What the exercise asks:
In the listing below, locate the lines that hold the string "Windows". Copy those lines.
======
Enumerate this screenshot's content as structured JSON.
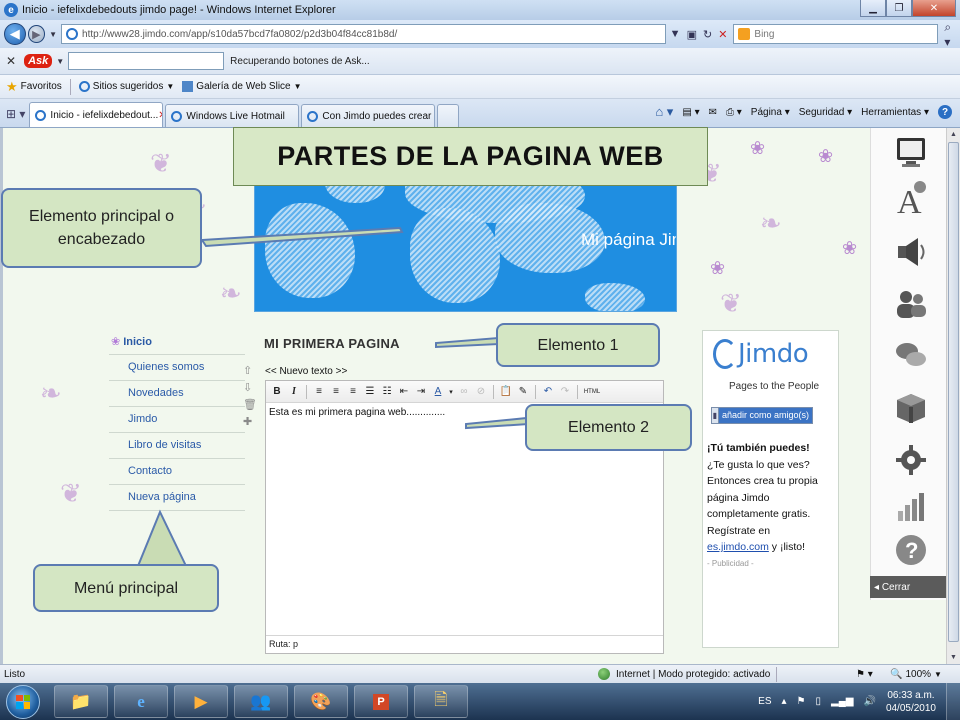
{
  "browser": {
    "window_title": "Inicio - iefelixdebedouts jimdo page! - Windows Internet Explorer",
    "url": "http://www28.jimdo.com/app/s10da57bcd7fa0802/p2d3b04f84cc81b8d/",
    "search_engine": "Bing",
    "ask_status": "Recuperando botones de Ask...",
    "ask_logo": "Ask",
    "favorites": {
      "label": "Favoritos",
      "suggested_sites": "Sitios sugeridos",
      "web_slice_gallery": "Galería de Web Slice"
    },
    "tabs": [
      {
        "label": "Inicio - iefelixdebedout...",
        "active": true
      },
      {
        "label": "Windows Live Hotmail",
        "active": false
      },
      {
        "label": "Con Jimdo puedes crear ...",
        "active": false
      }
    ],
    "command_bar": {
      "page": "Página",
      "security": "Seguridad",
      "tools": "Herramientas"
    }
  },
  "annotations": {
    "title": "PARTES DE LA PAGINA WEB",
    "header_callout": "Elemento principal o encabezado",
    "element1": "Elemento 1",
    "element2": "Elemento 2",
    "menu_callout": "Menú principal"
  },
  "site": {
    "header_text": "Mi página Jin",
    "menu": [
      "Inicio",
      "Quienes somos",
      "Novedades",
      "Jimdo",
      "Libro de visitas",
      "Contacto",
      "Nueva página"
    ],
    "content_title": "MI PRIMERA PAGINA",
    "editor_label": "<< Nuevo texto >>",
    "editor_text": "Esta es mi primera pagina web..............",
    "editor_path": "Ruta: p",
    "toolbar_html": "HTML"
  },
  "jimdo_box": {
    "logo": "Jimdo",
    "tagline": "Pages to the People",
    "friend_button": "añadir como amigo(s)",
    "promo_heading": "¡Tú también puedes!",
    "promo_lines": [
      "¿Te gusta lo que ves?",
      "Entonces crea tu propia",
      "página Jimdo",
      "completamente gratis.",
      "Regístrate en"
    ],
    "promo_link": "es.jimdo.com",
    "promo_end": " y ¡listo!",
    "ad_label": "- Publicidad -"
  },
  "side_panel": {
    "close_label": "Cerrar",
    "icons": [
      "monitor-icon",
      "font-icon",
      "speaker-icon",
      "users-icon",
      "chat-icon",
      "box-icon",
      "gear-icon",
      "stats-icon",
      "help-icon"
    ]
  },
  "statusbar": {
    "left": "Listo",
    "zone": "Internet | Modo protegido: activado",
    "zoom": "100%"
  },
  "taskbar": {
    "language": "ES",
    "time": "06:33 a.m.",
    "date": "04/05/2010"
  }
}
======
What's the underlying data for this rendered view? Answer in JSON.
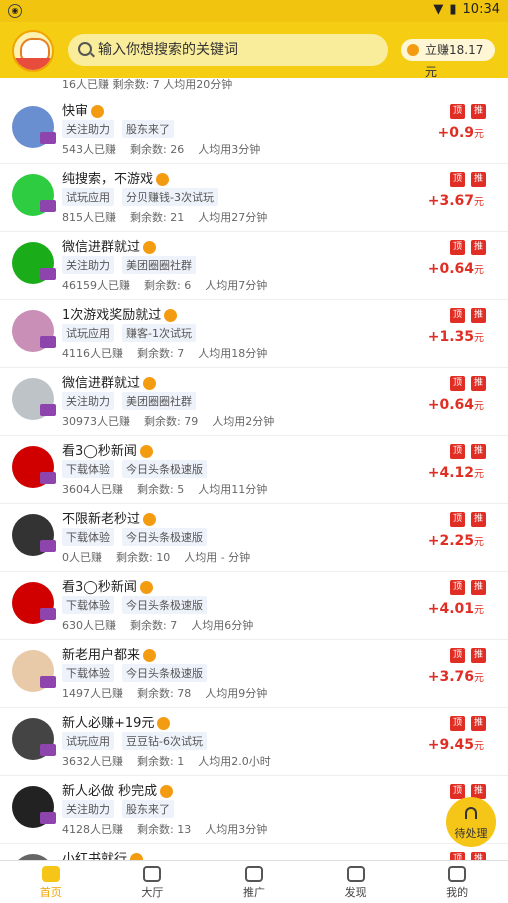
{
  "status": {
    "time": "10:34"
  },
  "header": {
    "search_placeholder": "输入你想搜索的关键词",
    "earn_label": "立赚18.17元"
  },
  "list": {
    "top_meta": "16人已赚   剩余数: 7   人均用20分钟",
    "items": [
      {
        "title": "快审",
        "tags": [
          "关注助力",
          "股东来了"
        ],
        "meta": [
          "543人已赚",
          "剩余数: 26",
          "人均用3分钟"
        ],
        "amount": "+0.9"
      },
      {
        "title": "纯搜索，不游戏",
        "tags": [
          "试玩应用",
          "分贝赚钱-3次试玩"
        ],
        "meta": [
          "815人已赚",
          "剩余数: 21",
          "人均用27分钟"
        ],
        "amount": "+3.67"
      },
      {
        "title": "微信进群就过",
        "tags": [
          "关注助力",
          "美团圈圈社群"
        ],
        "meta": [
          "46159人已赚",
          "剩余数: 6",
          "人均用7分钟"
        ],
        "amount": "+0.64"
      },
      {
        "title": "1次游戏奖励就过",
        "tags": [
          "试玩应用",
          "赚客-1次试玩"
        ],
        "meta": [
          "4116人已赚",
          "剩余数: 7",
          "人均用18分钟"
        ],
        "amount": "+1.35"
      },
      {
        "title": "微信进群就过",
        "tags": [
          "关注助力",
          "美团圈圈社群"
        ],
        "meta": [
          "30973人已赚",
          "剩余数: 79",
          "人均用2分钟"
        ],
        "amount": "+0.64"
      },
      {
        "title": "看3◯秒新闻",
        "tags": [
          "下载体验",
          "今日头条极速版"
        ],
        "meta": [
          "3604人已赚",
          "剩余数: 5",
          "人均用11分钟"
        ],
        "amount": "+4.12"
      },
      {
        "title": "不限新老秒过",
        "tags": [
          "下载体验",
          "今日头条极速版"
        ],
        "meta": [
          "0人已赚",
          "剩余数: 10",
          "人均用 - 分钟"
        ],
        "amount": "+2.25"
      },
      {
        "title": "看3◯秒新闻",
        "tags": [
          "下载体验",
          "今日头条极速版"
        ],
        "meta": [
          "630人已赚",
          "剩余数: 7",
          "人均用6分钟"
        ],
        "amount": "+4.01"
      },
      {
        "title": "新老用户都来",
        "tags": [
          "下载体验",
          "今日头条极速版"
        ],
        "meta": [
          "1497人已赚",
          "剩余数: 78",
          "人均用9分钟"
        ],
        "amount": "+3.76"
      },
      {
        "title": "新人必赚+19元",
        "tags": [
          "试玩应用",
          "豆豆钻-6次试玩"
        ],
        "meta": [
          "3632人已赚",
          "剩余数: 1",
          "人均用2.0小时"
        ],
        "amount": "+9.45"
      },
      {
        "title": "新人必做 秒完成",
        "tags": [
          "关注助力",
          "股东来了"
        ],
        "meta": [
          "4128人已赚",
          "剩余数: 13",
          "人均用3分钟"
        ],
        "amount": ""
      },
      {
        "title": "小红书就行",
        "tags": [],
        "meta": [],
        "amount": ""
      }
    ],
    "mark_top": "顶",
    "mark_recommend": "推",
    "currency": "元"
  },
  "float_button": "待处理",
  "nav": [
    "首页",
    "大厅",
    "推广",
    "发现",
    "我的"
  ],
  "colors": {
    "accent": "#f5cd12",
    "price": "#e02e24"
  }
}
======
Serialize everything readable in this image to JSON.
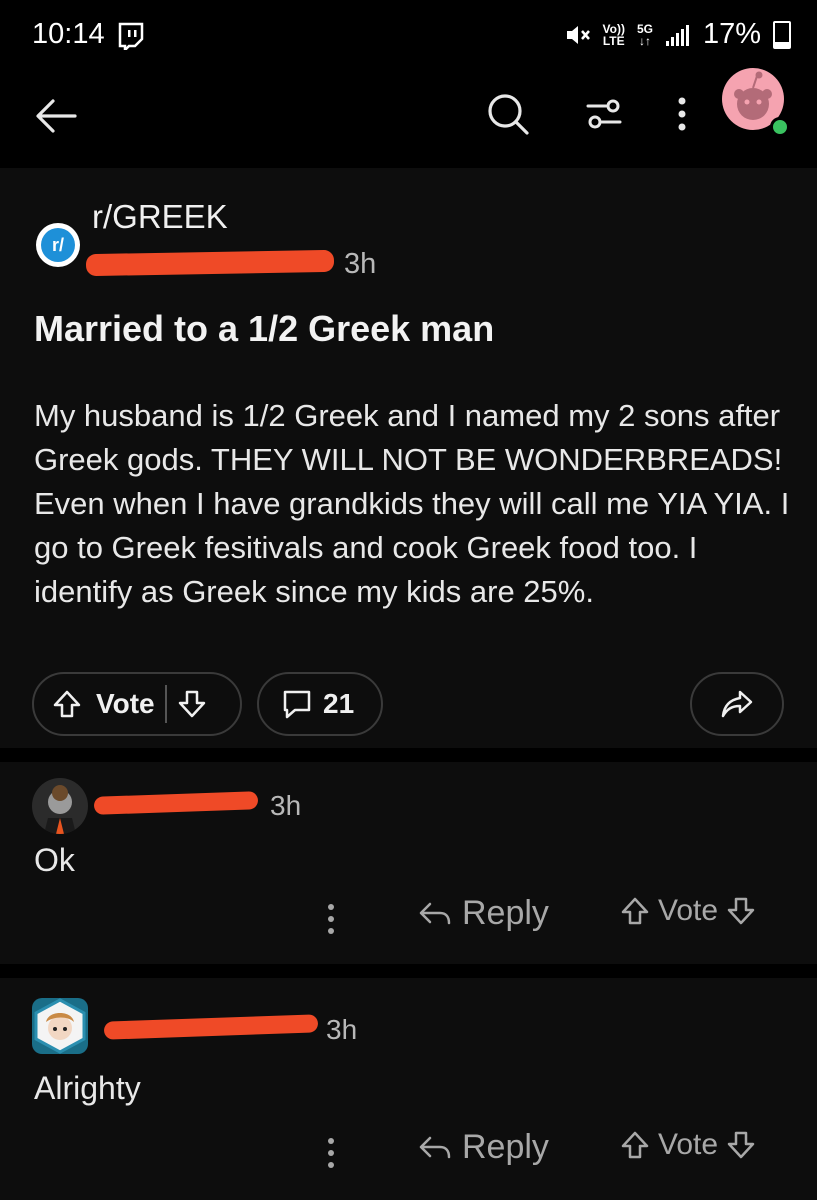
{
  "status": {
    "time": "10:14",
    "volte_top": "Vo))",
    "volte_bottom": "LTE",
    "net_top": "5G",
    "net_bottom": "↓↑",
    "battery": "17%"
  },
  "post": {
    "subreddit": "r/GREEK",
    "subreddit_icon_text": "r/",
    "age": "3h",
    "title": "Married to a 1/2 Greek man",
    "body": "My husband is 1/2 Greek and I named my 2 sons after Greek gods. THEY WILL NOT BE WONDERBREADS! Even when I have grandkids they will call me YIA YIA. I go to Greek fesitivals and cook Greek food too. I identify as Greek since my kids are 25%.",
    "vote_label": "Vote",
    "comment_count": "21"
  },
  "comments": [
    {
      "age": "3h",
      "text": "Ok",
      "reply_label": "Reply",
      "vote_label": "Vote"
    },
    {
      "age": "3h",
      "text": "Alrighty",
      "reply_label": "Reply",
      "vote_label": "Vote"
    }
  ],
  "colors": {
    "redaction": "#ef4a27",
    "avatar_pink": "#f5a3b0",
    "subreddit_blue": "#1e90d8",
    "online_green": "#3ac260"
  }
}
======
Result of this exercise:
    "window_title": "Inicio - iefelixdebedouts jimdo page! - Windows Internet Explorer",
        "label": "Windows Live Hotmail",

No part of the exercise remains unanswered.